- [Written exercise] Which lines contain the string "index"? Please list every one of them.

- [Records shown]
* * * * *
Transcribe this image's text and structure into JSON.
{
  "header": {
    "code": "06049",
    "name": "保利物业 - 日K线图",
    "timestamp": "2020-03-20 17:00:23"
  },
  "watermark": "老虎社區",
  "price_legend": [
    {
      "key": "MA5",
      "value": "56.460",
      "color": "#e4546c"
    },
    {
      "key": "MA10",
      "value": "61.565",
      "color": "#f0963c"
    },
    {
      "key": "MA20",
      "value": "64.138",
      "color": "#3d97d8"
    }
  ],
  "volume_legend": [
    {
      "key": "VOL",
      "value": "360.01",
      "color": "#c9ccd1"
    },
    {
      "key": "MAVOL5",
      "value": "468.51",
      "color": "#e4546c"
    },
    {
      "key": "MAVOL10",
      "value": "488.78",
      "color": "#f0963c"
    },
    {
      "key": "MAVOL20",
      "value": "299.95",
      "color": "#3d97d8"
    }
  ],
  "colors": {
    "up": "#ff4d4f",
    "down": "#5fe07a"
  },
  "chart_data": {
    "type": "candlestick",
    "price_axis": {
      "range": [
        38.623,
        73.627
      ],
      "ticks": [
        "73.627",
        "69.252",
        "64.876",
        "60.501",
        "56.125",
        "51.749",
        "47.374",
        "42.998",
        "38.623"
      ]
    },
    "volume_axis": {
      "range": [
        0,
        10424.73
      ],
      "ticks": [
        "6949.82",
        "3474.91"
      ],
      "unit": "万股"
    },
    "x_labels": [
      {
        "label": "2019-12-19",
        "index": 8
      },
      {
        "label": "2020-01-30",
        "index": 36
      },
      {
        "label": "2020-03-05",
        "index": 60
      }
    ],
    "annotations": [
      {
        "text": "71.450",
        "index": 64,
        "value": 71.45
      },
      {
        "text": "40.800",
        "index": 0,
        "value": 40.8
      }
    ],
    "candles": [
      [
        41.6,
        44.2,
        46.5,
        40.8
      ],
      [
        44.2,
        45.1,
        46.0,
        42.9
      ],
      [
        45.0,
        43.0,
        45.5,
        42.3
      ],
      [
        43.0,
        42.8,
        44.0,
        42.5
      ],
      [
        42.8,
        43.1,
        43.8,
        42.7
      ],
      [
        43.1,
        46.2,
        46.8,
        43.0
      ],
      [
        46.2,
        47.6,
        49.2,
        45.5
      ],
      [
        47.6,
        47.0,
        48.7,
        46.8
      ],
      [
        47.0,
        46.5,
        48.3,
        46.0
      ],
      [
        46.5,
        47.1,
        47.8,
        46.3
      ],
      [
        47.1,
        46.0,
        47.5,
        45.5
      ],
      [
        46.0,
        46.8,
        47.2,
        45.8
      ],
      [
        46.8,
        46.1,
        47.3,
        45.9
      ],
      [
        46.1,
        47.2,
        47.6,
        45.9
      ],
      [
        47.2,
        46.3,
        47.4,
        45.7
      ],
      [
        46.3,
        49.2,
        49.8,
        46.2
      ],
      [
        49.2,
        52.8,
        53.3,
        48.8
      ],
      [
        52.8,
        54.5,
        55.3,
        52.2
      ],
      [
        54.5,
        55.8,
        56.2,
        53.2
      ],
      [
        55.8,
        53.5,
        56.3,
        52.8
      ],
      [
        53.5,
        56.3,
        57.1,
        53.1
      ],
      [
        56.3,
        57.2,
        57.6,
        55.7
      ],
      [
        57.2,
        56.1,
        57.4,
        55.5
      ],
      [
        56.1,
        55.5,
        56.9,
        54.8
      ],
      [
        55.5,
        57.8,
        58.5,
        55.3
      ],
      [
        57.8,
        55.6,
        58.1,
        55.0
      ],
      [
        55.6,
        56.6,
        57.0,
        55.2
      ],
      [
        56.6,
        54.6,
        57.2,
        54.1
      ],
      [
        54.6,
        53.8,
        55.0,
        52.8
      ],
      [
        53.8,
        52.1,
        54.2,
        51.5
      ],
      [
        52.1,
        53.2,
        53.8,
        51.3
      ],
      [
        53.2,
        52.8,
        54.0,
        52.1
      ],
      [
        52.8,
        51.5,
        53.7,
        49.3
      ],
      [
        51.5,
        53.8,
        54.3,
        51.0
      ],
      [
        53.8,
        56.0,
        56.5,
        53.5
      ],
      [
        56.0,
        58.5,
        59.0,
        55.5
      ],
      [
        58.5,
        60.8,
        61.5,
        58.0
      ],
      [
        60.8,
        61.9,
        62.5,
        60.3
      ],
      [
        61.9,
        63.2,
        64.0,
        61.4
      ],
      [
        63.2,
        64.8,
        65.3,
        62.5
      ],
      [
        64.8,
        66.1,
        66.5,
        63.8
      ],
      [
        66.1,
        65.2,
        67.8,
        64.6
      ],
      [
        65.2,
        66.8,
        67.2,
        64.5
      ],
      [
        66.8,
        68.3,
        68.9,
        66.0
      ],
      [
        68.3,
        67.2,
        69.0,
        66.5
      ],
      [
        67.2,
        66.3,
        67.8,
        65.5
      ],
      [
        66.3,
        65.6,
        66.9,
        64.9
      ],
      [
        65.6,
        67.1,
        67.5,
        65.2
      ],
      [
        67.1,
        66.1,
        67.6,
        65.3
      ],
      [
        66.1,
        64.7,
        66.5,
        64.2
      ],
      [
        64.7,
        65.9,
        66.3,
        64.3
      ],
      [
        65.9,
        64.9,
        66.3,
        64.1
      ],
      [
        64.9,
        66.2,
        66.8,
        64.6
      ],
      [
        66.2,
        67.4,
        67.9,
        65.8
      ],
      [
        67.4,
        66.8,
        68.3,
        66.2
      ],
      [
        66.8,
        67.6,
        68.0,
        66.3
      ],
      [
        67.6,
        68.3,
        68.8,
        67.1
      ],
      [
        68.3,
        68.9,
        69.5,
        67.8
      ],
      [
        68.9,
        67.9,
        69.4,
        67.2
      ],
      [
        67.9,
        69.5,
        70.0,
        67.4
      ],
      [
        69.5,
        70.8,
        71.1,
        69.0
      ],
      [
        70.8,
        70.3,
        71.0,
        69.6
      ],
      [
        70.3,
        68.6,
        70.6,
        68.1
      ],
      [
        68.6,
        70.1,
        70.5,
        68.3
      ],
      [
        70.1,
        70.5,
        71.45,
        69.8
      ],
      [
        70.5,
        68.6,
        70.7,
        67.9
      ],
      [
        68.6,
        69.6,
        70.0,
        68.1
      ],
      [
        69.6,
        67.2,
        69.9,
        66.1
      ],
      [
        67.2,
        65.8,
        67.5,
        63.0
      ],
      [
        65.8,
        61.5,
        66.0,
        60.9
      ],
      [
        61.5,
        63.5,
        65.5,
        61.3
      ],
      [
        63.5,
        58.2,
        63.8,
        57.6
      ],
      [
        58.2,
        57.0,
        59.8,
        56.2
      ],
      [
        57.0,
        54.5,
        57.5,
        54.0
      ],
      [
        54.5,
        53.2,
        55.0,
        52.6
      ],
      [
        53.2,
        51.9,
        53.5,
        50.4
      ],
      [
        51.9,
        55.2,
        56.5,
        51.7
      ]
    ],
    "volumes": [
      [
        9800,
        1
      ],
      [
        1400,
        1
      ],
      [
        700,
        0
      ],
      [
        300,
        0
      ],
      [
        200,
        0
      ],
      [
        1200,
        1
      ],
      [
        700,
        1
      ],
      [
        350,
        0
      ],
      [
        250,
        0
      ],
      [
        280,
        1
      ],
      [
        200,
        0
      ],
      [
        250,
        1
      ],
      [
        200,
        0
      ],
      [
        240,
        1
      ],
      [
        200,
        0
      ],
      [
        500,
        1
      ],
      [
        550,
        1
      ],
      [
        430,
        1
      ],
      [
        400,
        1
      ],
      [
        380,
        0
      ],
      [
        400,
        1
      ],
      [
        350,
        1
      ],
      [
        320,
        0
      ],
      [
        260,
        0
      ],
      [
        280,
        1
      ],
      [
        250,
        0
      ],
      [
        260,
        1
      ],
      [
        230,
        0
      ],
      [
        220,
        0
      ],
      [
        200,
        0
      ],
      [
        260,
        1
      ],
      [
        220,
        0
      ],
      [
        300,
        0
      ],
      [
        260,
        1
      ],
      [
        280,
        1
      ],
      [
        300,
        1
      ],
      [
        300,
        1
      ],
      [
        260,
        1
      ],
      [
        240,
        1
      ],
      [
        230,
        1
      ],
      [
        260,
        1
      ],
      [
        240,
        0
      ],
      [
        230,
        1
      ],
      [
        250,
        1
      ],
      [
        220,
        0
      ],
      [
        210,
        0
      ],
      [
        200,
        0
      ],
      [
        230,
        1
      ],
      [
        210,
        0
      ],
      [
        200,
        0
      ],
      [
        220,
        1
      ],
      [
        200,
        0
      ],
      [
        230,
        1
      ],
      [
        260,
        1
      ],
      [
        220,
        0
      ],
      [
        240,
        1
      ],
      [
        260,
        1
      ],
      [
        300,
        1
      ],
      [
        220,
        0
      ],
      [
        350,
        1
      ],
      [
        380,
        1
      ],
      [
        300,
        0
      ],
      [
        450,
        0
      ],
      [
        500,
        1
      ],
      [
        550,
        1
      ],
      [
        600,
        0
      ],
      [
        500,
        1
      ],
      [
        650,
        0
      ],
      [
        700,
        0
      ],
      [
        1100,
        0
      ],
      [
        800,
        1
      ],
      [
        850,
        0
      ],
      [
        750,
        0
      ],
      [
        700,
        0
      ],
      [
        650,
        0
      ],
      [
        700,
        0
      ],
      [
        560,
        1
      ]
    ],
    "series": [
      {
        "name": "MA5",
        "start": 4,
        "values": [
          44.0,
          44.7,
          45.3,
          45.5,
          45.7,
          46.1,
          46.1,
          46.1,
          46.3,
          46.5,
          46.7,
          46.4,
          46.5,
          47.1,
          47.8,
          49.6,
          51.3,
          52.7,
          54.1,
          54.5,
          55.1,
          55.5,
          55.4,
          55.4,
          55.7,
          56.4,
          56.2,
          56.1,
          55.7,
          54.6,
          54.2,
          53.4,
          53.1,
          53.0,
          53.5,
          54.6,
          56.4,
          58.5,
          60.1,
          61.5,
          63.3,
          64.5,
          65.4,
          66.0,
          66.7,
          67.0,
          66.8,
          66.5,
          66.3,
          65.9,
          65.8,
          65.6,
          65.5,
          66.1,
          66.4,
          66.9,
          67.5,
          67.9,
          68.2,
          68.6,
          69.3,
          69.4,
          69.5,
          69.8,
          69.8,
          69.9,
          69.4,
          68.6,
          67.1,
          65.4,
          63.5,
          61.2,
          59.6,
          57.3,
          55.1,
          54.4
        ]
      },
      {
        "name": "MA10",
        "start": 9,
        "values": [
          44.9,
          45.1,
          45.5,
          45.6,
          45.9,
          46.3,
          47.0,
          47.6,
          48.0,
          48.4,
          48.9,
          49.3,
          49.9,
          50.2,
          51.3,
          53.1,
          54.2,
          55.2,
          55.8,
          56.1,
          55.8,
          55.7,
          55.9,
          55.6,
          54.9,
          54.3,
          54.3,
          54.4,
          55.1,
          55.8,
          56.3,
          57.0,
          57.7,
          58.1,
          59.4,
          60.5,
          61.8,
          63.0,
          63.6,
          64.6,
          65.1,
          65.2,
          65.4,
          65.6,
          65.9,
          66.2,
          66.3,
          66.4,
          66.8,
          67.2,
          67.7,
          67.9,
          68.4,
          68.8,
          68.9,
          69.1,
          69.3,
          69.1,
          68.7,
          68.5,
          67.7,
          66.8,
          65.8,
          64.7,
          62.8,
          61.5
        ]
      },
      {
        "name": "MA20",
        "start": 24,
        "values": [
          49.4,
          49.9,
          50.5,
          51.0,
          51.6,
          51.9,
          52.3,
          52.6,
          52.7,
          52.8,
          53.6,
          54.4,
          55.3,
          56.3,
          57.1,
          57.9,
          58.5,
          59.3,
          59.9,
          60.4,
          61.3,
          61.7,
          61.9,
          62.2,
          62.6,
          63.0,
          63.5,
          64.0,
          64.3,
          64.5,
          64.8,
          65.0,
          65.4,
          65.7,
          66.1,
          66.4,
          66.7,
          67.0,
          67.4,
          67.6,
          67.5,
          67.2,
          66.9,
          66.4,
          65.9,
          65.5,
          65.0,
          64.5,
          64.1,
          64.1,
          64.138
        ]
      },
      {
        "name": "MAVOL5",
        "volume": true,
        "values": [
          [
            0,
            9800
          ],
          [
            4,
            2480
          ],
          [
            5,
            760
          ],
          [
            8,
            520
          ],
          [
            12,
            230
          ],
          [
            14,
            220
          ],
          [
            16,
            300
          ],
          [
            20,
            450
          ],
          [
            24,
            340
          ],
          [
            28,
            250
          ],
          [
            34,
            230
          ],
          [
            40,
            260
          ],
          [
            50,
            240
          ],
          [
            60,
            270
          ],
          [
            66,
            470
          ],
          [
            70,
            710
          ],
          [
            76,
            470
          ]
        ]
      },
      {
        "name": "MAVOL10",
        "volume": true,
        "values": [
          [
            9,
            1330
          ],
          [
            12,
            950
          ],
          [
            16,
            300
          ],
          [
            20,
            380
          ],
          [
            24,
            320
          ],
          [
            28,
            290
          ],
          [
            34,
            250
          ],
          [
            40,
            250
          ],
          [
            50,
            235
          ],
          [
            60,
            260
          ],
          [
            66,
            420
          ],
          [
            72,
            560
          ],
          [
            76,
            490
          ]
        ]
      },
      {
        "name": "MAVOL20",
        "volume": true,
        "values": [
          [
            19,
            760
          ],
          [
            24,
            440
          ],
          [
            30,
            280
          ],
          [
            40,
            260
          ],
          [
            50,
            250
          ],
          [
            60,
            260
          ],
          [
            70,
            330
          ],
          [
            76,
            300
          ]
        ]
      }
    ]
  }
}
* * * * *
- [Answer below]
        "index": 8
        "index": 36
        "index": 60
        "index": 64,
        "index": 0,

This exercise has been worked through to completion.